**REQUIRED ACTION**: Starting at the first line, copy the data below through to the end, exactly.

**DATA SUPPLIED**:
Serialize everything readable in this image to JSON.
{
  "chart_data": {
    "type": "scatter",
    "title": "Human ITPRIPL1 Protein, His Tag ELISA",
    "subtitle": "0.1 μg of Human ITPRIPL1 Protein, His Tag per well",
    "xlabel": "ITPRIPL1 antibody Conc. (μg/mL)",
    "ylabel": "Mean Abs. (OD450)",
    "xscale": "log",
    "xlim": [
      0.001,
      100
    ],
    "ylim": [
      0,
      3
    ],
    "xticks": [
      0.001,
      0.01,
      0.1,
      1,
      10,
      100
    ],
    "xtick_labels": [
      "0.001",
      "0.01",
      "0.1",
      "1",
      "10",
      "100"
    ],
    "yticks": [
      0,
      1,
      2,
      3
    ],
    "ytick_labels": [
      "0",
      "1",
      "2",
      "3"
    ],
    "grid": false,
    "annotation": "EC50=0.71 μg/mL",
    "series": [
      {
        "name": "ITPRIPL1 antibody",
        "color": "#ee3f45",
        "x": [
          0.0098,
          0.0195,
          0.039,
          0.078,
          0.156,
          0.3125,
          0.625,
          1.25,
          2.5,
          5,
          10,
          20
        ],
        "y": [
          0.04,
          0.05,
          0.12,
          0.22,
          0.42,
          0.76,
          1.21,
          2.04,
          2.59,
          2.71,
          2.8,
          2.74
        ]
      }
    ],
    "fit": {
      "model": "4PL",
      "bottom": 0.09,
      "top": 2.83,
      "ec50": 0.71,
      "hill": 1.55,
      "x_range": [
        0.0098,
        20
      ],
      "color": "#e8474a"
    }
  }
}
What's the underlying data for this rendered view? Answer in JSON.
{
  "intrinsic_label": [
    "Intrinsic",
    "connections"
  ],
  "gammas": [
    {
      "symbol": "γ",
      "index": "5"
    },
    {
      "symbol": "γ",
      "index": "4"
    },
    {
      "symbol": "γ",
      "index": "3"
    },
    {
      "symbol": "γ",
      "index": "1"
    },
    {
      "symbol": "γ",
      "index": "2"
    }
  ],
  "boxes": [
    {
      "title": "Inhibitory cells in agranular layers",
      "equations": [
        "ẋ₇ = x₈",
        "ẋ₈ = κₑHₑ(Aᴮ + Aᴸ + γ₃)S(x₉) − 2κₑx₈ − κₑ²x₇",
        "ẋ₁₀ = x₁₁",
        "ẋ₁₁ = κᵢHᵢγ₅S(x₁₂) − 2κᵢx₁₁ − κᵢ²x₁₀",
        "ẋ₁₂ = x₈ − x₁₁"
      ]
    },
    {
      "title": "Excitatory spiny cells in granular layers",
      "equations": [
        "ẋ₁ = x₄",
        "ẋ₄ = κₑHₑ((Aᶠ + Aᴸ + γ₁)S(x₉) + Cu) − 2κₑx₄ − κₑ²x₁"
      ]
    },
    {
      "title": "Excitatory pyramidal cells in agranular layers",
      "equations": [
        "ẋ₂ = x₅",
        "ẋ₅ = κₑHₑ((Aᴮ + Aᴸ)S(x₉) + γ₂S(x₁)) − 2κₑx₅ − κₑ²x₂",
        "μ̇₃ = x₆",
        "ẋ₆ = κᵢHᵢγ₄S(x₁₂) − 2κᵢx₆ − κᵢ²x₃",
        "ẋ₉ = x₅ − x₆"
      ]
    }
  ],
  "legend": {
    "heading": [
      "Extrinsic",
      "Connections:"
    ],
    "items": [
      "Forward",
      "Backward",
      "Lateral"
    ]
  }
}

**RESPONSE TO THE EXERCISE**:
Serialize everything readable in this image to JSON.
{
  "chart_data": {
    "type": "scatter",
    "title": "Human ITPRIPL1 Protein, His Tag ELISA",
    "subtitle": "0.1 μg of Human ITPRIPL1 Protein, His Tag per well",
    "xlabel": "ITPRIPL1 antibody Conc. (μg/mL)",
    "ylabel": "Mean Abs. (OD450)",
    "xscale": "log",
    "xlim": [
      0.001,
      100
    ],
    "ylim": [
      0,
      3
    ],
    "xticks": [
      0.001,
      0.01,
      0.1,
      1,
      10,
      100
    ],
    "xtick_labels": [
      "0.001",
      "0.01",
      "0.1",
      "1",
      "10",
      "100"
    ],
    "yticks": [
      0,
      1,
      2,
      3
    ],
    "ytick_labels": [
      "0",
      "1",
      "2",
      "3"
    ],
    "grid": false,
    "annotation": "EC50=0.71 μg/mL",
    "series": [
      {
        "name": "ITPRIPL1 antibody",
        "color": "#ee3f45",
        "x": [
          0.0098,
          0.0195,
          0.039,
          0.078,
          0.156,
          0.3125,
          0.625,
          1.25,
          2.5,
          5,
          10,
          20
        ],
        "y": [
          0.04,
          0.05,
          0.12,
          0.22,
          0.42,
          0.76,
          1.21,
          2.04,
          2.59,
          2.71,
          2.8,
          2.74
        ]
      }
    ],
    "fit": {
      "model": "4PL",
      "bottom": 0.09,
      "top": 2.83,
      "ec50": 0.71,
      "hill": 1.55,
      "x_range": [
        0.0098,
        20
      ],
      "color": "#e8474a"
    }
  }
}
What's the underlying data for this rendered view? Answer in JSON.
{
  "intrinsic_label": [
    "Intrinsic",
    "connections"
  ],
  "gammas": [
    {
      "symbol": "γ",
      "index": "5"
    },
    {
      "symbol": "γ",
      "index": "4"
    },
    {
      "symbol": "γ",
      "index": "3"
    },
    {
      "symbol": "γ",
      "index": "1"
    },
    {
      "symbol": "γ",
      "index": "2"
    }
  ],
  "boxes": [
    {
      "title": "Inhibitory cells in agranular layers",
      "equations": [
        "ẋ₇ = x₈",
        "ẋ₈ = κₑHₑ(Aᴮ + Aᴸ + γ₃)S(x₉) − 2κₑx₈ − κₑ²x₇",
        "ẋ₁₀ = x₁₁",
        "ẋ₁₁ = κᵢHᵢγ₅S(x₁₂) − 2κᵢx₁₁ − κᵢ²x₁₀",
        "ẋ₁₂ = x₈ − x₁₁"
      ]
    },
    {
      "title": "Excitatory spiny cells in granular layers",
      "equations": [
        "ẋ₁ = x₄",
        "ẋ₄ = κₑHₑ((Aᶠ + Aᴸ + γ₁)S(x₉) + Cu) − 2κₑx₄ − κₑ²x₁"
      ]
    },
    {
      "title": "Excitatory pyramidal cells in agranular layers",
      "equations": [
        "ẋ₂ = x₅",
        "ẋ₅ = κₑHₑ((Aᴮ + Aᴸ)S(x₉) + γ₂S(x₁)) − 2κₑx₅ − κₑ²x₂",
        "μ̇₃ = x₆",
        "ẋ₆ = κᵢHᵢγ₄S(x₁₂) − 2κᵢx₆ − κᵢ²x₃",
        "ẋ₉ = x₅ − x₆"
      ]
    }
  ],
  "legend": {
    "heading": [
      "Extrinsic",
      "Connections:"
    ],
    "items": [
      "Forward",
      "Backward",
      "Lateral"
    ]
  }
}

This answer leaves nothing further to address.